Dataset items:
◆ ◆ ◆
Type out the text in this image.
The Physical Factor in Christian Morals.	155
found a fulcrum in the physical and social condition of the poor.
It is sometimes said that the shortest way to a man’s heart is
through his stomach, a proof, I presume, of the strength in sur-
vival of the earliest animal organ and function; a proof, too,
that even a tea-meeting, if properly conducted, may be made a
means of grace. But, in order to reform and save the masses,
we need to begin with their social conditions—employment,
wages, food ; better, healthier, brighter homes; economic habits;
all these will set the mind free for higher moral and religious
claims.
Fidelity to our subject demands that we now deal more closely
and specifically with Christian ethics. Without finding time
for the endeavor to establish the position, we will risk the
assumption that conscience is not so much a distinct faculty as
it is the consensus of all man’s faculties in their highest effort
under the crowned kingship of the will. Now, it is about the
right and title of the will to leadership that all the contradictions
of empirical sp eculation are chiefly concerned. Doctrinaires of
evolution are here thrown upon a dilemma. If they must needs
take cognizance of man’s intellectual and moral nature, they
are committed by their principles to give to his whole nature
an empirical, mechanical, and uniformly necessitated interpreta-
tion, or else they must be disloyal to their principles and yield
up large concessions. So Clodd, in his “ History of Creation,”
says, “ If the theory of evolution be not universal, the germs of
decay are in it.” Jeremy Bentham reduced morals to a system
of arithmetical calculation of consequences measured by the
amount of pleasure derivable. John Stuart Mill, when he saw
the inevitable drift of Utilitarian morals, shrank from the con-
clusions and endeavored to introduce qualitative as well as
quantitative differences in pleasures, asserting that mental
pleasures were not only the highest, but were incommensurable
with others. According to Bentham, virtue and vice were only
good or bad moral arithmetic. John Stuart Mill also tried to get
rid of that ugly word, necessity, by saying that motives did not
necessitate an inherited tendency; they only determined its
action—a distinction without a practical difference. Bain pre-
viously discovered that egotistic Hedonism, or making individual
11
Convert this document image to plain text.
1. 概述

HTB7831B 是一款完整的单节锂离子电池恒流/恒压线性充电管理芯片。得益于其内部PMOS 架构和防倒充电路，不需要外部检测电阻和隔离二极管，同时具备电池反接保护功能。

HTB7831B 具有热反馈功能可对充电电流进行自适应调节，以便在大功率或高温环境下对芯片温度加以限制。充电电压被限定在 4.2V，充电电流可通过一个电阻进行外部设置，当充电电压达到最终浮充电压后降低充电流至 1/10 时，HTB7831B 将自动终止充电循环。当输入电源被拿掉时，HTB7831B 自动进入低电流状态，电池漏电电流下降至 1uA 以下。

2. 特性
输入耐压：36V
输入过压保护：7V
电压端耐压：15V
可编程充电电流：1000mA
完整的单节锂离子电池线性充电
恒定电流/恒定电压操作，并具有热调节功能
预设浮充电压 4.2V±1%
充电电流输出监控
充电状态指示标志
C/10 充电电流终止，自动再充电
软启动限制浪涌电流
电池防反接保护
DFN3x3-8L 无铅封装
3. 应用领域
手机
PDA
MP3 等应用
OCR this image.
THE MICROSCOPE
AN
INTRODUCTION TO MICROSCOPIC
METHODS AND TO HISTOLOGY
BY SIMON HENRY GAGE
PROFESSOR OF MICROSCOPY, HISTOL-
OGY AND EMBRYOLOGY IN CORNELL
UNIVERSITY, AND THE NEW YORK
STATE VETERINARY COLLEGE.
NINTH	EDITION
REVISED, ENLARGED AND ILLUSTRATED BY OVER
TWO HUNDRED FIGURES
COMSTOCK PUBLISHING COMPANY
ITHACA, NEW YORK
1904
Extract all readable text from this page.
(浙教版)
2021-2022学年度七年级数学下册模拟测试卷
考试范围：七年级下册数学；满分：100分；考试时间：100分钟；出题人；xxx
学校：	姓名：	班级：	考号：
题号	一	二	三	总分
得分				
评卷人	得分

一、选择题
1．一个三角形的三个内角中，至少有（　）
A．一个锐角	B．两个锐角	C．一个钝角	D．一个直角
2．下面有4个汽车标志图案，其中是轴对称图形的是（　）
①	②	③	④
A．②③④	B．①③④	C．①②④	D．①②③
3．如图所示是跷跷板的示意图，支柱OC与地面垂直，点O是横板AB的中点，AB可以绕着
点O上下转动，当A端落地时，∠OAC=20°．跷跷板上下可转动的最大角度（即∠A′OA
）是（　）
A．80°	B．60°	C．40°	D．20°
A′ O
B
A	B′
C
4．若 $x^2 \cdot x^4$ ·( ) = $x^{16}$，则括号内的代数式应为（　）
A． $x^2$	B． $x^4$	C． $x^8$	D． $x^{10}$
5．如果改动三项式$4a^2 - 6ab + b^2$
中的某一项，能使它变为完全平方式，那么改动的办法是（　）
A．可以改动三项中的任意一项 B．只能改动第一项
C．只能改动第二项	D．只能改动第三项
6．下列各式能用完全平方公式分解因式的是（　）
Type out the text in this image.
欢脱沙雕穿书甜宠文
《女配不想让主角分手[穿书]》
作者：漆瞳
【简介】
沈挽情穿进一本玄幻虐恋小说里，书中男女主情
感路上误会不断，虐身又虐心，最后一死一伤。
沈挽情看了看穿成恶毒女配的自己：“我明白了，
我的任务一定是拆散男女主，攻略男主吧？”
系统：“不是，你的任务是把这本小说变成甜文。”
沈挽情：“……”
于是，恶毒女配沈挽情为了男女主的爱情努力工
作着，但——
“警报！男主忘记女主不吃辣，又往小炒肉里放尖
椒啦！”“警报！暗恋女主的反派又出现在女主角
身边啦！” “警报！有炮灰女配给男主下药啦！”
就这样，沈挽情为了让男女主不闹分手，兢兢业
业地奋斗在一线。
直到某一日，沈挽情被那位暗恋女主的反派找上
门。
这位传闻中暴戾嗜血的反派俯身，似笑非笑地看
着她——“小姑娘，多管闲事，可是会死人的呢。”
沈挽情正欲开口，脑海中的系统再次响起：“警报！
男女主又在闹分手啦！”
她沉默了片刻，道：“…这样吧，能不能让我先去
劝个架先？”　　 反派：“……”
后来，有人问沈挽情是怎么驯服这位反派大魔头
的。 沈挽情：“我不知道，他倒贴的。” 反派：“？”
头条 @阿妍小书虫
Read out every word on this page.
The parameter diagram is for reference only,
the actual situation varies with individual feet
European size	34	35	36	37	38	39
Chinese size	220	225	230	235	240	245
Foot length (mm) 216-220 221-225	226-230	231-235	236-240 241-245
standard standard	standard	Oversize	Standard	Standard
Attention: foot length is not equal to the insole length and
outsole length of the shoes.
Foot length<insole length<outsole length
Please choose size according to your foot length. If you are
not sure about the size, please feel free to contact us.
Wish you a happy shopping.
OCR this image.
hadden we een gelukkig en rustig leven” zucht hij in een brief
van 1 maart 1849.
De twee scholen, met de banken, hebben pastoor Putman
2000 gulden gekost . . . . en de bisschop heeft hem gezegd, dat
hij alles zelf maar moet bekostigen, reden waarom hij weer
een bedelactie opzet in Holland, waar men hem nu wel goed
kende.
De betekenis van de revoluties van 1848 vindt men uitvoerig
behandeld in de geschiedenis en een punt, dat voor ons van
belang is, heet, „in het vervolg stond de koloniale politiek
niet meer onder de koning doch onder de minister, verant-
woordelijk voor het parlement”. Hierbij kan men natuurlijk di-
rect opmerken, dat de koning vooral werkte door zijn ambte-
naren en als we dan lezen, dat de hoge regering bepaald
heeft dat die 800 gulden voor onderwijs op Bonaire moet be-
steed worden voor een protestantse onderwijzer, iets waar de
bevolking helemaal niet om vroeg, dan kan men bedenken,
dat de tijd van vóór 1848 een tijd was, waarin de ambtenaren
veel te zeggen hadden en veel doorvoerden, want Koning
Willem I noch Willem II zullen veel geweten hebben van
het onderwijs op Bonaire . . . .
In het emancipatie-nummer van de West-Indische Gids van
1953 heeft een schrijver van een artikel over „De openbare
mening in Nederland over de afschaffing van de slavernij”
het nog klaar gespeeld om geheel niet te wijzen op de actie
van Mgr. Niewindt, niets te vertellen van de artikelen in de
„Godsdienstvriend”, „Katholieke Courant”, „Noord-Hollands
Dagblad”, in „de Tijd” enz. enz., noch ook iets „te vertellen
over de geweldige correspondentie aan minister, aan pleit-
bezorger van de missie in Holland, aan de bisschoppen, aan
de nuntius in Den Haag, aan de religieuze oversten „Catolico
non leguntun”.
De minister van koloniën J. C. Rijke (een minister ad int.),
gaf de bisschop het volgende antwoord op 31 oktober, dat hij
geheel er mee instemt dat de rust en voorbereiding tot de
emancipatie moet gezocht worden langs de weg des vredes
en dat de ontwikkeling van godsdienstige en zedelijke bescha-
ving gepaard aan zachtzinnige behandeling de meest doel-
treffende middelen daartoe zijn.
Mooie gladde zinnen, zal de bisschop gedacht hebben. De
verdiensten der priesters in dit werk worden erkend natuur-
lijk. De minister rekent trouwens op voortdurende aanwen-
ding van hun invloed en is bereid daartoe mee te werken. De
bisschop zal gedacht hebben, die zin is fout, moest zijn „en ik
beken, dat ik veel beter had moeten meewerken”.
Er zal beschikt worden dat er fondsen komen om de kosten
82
◆ ◆ ◆
• **What you will do**: Return from the data every line that holds "Stuart".

• **Response**:
amount of pleasure derivable. John Stuart Mill, when he saw
good or bad moral arithmetic. John Stuart Mill also tried to get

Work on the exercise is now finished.